**WHAT YOU SHOULD DO:** Locate the lines that hold the string "name". Copy every such line.

Items from a figure collection
== == ==
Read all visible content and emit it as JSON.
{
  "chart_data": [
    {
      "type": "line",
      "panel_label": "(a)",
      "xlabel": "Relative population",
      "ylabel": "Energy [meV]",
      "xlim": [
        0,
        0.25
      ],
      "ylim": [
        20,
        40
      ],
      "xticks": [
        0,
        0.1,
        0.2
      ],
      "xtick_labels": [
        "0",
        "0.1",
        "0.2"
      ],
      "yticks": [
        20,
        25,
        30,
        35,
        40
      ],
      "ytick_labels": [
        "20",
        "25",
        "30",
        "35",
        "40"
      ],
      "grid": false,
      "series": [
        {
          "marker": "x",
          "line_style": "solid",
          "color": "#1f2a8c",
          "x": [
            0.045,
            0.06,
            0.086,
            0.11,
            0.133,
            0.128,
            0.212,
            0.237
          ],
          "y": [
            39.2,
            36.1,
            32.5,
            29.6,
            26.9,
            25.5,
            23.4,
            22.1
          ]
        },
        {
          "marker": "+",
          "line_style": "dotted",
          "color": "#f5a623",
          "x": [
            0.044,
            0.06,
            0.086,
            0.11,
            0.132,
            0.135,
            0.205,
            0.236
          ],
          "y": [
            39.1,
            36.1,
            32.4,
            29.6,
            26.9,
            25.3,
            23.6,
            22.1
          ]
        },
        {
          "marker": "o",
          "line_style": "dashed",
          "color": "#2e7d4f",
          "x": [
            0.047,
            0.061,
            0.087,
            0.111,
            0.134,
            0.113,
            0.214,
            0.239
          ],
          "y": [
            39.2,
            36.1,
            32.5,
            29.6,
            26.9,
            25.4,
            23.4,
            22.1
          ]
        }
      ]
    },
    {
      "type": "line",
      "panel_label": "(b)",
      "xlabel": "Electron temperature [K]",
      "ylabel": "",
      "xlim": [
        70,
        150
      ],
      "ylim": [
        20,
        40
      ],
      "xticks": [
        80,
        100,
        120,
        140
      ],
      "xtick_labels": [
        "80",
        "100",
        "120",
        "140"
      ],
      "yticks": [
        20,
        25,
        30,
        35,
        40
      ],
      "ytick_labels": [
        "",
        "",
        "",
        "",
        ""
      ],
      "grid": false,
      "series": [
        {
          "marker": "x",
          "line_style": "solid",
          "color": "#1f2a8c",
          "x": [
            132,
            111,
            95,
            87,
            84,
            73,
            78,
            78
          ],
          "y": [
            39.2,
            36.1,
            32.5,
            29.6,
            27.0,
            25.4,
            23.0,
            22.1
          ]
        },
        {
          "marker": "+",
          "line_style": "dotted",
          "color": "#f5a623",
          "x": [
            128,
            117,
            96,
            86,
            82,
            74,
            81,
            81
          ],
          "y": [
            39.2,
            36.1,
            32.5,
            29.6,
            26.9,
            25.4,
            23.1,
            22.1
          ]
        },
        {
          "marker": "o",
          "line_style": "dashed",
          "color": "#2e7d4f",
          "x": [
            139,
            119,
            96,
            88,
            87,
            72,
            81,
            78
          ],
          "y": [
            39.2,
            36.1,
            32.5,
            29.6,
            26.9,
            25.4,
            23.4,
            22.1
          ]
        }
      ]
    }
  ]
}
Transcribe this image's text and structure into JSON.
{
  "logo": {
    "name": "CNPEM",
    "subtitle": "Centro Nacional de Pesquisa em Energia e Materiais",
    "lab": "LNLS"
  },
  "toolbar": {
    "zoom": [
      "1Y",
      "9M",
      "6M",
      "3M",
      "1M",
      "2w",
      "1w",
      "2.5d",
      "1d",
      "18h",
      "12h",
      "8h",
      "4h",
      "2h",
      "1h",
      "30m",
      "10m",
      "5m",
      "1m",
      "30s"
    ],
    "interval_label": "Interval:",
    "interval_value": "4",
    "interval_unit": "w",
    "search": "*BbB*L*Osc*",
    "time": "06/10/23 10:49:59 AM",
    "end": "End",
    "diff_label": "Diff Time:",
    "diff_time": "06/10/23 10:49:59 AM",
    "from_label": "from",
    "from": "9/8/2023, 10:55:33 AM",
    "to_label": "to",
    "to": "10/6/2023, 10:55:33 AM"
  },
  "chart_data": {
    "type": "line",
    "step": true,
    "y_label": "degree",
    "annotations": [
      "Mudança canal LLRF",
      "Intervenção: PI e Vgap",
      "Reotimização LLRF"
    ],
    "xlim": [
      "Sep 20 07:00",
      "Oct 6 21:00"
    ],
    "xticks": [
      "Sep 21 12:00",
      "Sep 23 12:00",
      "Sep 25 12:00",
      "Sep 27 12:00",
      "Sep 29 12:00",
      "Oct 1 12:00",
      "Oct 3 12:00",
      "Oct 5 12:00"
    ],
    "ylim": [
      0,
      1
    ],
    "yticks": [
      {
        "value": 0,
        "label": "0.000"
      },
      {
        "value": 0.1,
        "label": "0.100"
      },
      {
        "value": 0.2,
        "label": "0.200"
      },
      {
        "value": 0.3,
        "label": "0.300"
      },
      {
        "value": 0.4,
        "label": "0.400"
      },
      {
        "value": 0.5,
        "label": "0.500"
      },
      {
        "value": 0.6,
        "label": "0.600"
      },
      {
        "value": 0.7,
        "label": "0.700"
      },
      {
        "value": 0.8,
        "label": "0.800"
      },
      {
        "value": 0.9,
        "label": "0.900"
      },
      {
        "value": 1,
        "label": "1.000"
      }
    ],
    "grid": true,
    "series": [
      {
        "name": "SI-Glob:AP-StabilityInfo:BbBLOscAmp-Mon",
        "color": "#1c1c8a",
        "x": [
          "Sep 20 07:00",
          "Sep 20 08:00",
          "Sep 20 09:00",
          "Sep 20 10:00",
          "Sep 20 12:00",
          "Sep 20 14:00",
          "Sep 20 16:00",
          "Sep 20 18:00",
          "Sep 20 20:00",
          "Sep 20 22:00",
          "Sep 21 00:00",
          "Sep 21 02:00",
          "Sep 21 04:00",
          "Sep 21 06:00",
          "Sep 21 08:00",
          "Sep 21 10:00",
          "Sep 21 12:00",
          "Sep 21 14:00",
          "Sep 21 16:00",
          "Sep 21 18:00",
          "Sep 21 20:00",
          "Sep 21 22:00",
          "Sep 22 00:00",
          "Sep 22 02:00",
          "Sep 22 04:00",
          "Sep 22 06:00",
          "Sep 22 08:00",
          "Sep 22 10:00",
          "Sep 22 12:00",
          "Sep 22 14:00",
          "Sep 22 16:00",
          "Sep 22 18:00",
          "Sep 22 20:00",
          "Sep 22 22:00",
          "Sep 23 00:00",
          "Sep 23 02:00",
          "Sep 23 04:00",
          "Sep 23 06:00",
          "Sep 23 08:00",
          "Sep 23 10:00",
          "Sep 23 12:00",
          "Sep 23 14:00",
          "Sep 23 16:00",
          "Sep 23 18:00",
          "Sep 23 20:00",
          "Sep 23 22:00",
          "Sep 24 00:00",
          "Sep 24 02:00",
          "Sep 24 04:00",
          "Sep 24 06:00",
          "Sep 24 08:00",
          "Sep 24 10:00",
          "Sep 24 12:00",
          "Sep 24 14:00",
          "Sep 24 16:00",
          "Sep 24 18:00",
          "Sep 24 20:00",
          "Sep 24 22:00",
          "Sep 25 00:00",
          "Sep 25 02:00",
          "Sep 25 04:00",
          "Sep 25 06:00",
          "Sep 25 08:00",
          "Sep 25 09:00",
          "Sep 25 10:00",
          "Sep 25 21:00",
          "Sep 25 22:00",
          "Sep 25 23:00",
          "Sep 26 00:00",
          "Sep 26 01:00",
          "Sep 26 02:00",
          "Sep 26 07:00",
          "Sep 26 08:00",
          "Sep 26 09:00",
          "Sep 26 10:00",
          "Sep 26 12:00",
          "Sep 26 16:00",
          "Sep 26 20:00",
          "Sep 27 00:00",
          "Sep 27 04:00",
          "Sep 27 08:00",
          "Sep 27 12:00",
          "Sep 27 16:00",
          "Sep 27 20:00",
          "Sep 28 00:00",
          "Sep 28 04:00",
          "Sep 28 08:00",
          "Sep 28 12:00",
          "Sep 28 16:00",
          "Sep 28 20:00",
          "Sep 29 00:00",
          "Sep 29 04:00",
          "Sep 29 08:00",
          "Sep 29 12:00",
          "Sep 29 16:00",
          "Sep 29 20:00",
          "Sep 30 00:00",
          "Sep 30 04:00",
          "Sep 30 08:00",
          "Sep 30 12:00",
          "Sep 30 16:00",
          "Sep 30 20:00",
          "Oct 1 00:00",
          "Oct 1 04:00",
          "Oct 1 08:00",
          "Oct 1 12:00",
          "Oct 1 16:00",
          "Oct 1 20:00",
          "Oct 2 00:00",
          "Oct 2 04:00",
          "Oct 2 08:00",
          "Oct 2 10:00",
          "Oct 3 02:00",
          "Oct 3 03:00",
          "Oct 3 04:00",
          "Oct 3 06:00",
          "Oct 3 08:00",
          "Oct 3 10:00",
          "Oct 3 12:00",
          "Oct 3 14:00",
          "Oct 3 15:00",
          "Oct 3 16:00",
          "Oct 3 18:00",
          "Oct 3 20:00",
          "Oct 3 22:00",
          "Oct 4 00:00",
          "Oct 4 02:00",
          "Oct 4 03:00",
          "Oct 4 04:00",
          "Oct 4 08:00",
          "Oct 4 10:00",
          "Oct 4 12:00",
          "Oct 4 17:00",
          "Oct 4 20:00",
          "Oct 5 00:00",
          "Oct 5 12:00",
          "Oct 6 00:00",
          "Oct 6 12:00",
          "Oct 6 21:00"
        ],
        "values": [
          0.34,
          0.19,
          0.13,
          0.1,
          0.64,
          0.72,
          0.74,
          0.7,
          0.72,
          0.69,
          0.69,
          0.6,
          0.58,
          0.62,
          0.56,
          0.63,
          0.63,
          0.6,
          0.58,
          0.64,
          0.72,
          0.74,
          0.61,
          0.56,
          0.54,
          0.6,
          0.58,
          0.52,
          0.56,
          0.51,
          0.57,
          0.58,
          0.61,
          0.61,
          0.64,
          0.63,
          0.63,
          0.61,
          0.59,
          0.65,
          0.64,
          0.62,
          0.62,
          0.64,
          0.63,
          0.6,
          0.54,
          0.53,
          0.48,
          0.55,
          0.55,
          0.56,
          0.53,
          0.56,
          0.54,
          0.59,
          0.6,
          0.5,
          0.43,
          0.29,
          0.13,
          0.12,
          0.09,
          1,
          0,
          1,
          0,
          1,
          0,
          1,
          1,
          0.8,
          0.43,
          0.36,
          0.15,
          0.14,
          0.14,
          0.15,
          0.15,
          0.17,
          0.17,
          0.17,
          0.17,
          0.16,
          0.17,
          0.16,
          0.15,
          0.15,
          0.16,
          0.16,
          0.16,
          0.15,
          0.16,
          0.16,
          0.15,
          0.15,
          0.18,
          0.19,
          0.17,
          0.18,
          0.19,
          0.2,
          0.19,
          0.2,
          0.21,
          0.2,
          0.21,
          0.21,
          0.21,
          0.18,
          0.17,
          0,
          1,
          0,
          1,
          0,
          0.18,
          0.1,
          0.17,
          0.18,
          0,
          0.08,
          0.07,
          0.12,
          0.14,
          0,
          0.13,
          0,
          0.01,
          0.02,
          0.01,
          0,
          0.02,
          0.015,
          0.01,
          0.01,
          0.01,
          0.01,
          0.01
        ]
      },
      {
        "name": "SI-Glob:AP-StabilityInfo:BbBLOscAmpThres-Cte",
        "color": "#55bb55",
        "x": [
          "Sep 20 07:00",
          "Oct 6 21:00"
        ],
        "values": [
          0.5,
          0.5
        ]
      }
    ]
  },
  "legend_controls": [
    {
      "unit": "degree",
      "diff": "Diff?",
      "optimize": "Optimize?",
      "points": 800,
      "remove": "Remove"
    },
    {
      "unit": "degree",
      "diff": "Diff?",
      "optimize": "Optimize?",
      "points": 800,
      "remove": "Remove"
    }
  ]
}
== == ==
**SOLUTION BELOW:**
    "name": "CNPEM",
        "name": "SI-Glob:AP-StabilityInfo:BbBLOscAmp-Mon",
        "name": "SI-Glob:AP-StabilityInfo:BbBLOscAmpThres-Cte",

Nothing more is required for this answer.